*EXERCISE DESCRIPTION*. Begin with the line that contains "Extract all the data from this chart as JSON." and transcribe each line after it, up to and including the last line of the listing below.

*DATA SUPPLIED*.

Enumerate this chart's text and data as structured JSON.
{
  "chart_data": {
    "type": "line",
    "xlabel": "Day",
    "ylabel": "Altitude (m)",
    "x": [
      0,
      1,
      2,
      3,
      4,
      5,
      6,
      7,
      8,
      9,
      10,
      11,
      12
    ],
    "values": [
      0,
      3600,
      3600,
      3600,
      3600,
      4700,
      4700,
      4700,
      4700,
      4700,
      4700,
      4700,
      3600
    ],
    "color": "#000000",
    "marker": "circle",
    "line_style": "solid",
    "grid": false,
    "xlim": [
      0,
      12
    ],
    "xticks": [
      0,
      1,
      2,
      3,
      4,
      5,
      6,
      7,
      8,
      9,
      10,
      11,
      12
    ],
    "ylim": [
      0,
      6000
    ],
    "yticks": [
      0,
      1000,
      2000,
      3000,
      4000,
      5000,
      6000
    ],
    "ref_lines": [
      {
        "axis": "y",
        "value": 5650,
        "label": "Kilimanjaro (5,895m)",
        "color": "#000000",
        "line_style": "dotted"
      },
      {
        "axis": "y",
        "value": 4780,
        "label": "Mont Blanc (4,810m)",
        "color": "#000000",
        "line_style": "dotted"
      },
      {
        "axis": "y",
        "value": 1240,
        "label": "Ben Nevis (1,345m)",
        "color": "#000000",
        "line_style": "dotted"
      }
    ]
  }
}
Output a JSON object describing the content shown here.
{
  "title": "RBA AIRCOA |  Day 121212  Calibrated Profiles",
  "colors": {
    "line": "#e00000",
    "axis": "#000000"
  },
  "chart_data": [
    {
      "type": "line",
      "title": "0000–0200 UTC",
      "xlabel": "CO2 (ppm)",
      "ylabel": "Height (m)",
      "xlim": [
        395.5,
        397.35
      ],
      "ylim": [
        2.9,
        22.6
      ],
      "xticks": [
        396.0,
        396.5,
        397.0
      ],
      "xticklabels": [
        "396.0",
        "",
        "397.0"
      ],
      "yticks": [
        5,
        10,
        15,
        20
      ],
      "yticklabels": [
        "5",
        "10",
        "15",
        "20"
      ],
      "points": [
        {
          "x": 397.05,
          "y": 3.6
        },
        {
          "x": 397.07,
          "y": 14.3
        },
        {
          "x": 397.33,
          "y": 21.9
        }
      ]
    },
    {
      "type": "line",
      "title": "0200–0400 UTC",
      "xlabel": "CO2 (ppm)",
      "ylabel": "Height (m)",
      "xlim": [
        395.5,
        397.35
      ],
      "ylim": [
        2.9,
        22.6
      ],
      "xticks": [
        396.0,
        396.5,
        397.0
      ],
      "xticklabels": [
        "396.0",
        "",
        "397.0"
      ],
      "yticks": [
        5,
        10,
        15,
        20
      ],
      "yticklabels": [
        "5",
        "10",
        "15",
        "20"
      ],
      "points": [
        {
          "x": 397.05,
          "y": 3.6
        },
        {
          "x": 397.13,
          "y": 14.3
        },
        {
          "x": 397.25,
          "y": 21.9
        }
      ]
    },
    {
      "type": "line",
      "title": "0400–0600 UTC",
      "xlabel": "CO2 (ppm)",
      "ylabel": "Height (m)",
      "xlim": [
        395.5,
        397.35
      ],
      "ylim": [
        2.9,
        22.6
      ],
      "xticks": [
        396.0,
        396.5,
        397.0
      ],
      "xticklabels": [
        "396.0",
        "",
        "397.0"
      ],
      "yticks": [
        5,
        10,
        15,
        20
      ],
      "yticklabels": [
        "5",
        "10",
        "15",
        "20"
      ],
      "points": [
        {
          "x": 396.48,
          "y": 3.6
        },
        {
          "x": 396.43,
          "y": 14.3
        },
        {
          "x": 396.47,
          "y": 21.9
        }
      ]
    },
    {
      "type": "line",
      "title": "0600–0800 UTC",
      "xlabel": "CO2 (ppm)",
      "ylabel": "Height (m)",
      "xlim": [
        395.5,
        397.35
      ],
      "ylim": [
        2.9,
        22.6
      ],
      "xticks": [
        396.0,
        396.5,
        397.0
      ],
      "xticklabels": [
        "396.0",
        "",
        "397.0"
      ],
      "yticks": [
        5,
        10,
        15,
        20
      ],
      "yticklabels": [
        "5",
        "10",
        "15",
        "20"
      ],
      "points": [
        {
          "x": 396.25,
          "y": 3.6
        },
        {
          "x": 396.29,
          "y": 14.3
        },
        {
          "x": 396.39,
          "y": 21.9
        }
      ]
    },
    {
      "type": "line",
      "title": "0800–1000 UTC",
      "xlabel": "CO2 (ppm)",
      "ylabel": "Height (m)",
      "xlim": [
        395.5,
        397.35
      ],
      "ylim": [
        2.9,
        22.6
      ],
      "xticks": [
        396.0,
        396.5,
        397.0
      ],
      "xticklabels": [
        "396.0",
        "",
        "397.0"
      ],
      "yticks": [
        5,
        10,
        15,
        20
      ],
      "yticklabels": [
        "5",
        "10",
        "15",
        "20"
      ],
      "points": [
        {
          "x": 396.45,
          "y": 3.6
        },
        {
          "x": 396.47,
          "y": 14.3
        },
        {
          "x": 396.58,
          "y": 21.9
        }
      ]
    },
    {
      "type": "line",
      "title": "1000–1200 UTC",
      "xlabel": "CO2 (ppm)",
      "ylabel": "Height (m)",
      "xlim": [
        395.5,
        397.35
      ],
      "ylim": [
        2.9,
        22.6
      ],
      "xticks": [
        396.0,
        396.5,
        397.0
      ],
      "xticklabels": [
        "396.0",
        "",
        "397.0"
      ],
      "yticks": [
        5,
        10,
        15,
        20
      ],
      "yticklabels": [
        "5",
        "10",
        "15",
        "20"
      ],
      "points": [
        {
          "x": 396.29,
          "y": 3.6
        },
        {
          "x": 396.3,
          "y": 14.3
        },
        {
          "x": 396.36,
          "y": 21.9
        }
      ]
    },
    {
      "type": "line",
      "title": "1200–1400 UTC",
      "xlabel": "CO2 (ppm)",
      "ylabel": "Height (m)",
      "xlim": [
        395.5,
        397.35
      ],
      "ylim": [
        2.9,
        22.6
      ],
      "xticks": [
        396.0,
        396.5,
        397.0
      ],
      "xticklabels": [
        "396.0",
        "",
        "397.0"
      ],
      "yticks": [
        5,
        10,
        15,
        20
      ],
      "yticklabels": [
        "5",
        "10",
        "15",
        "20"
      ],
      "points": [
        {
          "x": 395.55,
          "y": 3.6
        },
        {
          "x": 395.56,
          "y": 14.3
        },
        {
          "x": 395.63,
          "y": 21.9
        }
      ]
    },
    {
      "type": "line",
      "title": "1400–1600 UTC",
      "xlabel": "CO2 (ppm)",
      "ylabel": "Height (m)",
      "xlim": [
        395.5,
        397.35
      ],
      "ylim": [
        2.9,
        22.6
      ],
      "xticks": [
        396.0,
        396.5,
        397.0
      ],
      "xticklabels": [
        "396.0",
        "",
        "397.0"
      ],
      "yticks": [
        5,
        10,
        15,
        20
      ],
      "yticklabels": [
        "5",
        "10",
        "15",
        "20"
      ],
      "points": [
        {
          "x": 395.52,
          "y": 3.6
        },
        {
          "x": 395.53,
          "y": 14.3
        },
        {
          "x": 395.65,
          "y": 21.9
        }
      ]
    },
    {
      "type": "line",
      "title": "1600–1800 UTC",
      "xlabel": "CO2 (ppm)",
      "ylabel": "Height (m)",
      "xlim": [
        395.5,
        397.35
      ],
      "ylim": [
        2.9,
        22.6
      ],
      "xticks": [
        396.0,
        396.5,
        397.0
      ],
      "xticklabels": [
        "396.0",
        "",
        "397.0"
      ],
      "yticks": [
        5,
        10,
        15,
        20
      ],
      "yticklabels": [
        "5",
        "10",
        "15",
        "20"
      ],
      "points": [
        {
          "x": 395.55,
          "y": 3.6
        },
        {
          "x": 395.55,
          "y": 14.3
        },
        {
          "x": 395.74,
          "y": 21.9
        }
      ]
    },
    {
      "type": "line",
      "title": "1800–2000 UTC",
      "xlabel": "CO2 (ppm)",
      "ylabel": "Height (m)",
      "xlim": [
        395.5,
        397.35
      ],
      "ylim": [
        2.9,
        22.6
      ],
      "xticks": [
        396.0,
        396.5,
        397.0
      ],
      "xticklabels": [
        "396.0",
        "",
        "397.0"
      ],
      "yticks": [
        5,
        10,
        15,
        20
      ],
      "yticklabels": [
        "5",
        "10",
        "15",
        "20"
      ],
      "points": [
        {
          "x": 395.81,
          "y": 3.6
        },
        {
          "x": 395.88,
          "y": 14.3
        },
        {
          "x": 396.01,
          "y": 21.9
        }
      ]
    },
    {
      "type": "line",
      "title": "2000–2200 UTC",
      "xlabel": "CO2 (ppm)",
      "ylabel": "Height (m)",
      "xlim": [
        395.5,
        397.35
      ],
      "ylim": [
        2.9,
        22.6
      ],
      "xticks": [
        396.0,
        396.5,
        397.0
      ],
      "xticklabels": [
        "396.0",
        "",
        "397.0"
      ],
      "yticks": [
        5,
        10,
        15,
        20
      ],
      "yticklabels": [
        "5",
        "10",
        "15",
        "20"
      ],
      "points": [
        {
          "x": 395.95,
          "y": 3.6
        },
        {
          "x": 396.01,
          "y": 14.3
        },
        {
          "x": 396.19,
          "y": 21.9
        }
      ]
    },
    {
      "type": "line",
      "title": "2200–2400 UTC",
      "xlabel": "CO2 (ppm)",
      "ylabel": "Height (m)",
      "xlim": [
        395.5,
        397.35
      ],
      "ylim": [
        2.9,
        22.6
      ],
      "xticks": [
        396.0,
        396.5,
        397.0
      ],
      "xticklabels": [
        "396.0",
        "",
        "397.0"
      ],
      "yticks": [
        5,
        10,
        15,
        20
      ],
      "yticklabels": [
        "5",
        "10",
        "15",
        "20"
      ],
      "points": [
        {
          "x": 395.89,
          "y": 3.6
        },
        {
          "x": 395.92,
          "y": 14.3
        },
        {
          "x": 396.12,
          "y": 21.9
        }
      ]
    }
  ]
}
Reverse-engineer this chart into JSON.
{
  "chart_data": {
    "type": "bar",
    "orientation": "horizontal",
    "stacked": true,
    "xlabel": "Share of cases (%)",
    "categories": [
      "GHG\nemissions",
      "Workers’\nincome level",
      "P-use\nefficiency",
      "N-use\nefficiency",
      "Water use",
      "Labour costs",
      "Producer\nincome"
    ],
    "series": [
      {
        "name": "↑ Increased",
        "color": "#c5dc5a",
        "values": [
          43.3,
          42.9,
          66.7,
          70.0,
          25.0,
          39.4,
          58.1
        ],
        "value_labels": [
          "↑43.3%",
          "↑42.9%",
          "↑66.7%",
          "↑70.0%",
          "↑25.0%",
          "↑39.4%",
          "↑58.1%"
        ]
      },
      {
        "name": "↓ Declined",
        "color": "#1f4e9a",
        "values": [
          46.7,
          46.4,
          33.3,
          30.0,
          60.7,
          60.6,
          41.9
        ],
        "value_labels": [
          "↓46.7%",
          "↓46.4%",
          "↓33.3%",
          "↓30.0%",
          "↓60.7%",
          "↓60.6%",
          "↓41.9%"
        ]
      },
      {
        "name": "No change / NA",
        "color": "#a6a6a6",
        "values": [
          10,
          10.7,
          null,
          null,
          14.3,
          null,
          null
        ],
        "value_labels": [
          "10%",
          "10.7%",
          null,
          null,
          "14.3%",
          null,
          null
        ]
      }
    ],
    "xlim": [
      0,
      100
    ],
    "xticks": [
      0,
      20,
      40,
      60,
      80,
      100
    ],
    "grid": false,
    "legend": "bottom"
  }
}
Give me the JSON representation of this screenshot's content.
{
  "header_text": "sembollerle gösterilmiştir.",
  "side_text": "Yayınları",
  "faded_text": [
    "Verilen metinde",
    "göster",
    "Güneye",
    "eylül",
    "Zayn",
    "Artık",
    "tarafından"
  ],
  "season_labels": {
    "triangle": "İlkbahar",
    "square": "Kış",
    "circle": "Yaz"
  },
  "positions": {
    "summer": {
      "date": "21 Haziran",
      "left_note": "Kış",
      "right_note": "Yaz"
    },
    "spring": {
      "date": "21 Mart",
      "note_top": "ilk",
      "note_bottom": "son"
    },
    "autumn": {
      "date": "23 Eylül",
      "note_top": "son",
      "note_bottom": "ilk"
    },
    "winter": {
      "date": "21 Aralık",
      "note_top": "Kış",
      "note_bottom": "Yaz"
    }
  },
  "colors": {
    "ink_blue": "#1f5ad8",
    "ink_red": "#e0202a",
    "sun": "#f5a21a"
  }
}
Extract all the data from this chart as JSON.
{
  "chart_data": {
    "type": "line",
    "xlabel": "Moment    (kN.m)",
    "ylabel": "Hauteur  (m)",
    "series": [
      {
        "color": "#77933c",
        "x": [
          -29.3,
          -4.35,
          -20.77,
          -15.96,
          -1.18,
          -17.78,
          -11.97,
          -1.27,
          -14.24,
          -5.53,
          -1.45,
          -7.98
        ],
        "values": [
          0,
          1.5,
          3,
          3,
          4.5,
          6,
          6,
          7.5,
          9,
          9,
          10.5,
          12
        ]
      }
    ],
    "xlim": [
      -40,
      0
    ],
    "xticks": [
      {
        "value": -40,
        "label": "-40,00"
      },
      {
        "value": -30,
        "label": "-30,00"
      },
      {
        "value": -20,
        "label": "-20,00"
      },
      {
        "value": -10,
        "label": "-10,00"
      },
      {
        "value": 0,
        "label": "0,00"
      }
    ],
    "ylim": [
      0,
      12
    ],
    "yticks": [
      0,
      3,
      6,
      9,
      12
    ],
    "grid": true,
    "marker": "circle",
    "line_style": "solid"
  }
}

*COMPLETE RESPONSE*.
Extract all the data from this chart as JSON.
{
  "chart_data": {
    "type": "line",
    "xlabel": "Moment    (kN.m)",
    "ylabel": "Hauteur  (m)",
    "series": [
      {
        "color": "#77933c",
        "x": [
          -29.3,
          -4.35,
          -20.77,
          -15.96,
          -1.18,
          -17.78,
          -11.97,
          -1.27,
          -14.24,
          -5.53,
          -1.45,
          -7.98
        ],
        "values": [
          0,
          1.5,
          3,
          3,
          4.5,
          6,
          6,
          7.5,
          9,
          9,
          10.5,
          12
        ]
      }
    ],
    "xlim": [
      -40,
      0
    ],
    "xticks": [
      {
        "value": -40,
        "label": "-40,00"
      },
      {
        "value": -30,
        "label": "-30,00"
      },
      {
        "value": -20,
        "label": "-20,00"
      },
      {
        "value": -10,
        "label": "-10,00"
      },
      {
        "value": 0,
        "label": "0,00"
      }
    ],
    "ylim": [
      0,
      12
    ],
    "yticks": [
      0,
      3,
      6,
      9,
      12
    ],
    "grid": true,
    "marker": "circle",
    "line_style": "solid"
  }
}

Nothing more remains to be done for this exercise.